◆ WHAT TO PRODUCE ◆
Reproduce every line of the items below verbatim, leaving out the pictures.
--- START THE DATA ---
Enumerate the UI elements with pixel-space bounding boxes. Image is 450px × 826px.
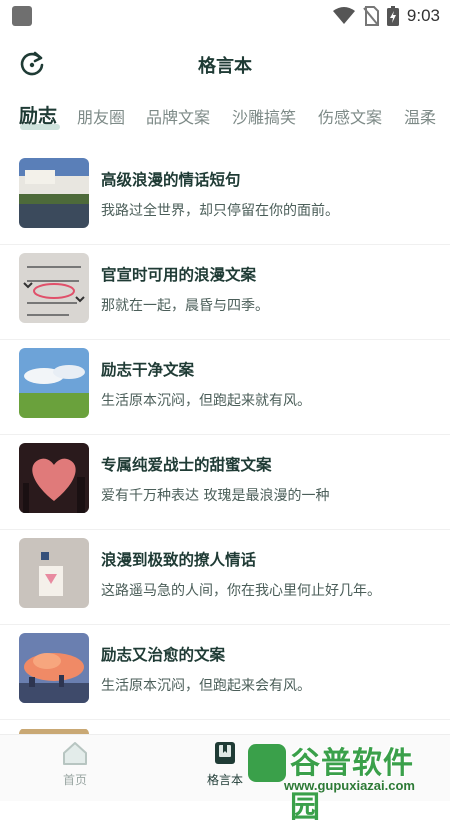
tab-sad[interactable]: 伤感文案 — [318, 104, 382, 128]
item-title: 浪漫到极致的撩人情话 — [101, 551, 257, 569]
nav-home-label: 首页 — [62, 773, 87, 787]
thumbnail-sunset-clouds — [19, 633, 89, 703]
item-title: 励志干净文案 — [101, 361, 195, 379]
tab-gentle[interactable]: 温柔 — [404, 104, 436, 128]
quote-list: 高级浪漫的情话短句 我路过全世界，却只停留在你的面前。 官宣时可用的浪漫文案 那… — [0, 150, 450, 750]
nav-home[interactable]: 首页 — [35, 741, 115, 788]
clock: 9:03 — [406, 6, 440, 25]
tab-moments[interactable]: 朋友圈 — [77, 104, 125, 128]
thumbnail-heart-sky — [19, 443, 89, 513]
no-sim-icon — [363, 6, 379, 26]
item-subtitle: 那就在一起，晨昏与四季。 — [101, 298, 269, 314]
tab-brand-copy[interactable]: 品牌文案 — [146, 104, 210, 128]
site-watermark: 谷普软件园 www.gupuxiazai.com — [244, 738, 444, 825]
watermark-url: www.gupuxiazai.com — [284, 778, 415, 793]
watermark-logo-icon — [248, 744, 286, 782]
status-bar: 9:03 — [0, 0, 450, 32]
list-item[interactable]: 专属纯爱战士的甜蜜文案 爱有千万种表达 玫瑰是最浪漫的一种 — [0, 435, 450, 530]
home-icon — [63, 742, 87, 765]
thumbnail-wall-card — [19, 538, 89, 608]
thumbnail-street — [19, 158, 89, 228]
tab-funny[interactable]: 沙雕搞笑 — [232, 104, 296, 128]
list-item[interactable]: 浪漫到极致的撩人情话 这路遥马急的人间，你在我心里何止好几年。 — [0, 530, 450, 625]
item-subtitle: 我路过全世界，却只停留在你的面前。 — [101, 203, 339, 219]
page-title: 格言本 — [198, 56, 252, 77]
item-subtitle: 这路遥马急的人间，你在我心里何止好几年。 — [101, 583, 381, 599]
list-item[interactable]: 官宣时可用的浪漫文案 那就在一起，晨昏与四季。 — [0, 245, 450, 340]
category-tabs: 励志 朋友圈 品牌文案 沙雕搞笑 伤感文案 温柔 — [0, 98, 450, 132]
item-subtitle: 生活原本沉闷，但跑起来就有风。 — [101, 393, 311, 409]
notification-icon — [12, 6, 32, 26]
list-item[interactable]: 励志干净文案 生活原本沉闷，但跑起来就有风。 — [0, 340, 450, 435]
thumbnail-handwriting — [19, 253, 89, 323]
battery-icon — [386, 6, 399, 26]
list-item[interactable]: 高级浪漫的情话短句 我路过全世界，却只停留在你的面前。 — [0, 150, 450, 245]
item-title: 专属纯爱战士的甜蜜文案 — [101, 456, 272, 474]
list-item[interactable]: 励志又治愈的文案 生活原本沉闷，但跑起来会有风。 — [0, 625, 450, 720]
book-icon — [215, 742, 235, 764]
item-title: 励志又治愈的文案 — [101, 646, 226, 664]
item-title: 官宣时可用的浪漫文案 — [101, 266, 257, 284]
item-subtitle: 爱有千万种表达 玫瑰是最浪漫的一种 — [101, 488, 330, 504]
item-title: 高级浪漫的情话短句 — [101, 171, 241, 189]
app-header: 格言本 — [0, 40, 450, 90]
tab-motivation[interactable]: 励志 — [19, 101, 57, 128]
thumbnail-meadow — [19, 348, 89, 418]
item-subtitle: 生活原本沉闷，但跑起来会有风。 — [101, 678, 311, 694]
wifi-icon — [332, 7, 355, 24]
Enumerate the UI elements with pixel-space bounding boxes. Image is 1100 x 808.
--- END THE DATA ---
◆ OUTPUT ◆
Enumerate the UI elements with pixel-space bounding boxes. Image is 450px × 826px.
tab-sad[interactable]: 伤感文案 — [318, 104, 382, 128]
item-title: 浪漫到极致的撩人情话 — [101, 551, 257, 569]
nav-home-label: 首页 — [62, 773, 87, 787]
thumbnail-sunset-clouds — [19, 633, 89, 703]
item-title: 励志干净文案 — [101, 361, 195, 379]
tab-gentle[interactable]: 温柔 — [404, 104, 436, 128]
quote-list: 高级浪漫的情话短句 我路过全世界，却只停留在你的面前。 官宣时可用的浪漫文案 那… — [0, 150, 450, 750]
nav-home[interactable]: 首页 — [35, 741, 115, 788]
clock: 9:03 — [406, 6, 440, 25]
tab-moments[interactable]: 朋友圈 — [77, 104, 125, 128]
thumbnail-heart-sky — [19, 443, 89, 513]
no-sim-icon — [363, 6, 379, 26]
item-subtitle: 那就在一起，晨昏与四季。 — [101, 298, 269, 314]
tab-brand-copy[interactable]: 品牌文案 — [146, 104, 210, 128]
site-watermark: 谷普软件园 www.gupuxiazai.com — [244, 738, 444, 825]
watermark-url: www.gupuxiazai.com — [284, 778, 415, 793]
watermark-logo-icon — [248, 744, 286, 782]
status-bar: 9:03 — [0, 0, 450, 32]
list-item[interactable]: 专属纯爱战士的甜蜜文案 爱有千万种表达 玫瑰是最浪漫的一种 — [0, 435, 450, 530]
home-icon — [63, 742, 87, 765]
thumbnail-wall-card — [19, 538, 89, 608]
thumbnail-street — [19, 158, 89, 228]
tab-funny[interactable]: 沙雕搞笑 — [232, 104, 296, 128]
list-item[interactable]: 浪漫到极致的撩人情话 这路遥马急的人间，你在我心里何止好几年。 — [0, 530, 450, 625]
item-subtitle: 我路过全世界，却只停留在你的面前。 — [101, 203, 339, 219]
page-title: 格言本 — [198, 56, 252, 77]
item-subtitle: 这路遥马急的人间，你在我心里何止好几年。 — [101, 583, 381, 599]
list-item[interactable]: 官宣时可用的浪漫文案 那就在一起，晨昏与四季。 — [0, 245, 450, 340]
category-tabs: 励志 朋友圈 品牌文案 沙雕搞笑 伤感文案 温柔 — [0, 98, 450, 132]
item-subtitle: 生活原本沉闷，但跑起来就有风。 — [101, 393, 311, 409]
notification-icon — [12, 6, 32, 26]
list-item[interactable]: 励志干净文案 生活原本沉闷，但跑起来就有风。 — [0, 340, 450, 435]
thumbnail-handwriting — [19, 253, 89, 323]
battery-icon — [386, 6, 399, 26]
list-item[interactable]: 高级浪漫的情话短句 我路过全世界，却只停留在你的面前。 — [0, 150, 450, 245]
item-title: 专属纯爱战士的甜蜜文案 — [101, 456, 272, 474]
list-item[interactable]: 励志又治愈的文案 生活原本沉闷，但跑起来会有风。 — [0, 625, 450, 720]
book-icon — [215, 742, 235, 764]
item-title: 励志又治愈的文案 — [101, 646, 226, 664]
item-title: 官宣时可用的浪漫文案 — [101, 266, 257, 284]
item-subtitle: 爱有千万种表达 玫瑰是最浪漫的一种 — [101, 488, 330, 504]
item-title: 高级浪漫的情话短句 — [101, 171, 241, 189]
app-header: 格言本 — [0, 40, 450, 90]
tab-motivation[interactable]: 励志 — [19, 101, 57, 128]
thumbnail-meadow — [19, 348, 89, 418]
item-subtitle: 生活原本沉闷，但跑起来会有风。 — [101, 678, 311, 694]
wifi-icon — [332, 7, 355, 24]
Enumerate the UI elements with pixel-space bounding boxes. Image is 1100 x 808.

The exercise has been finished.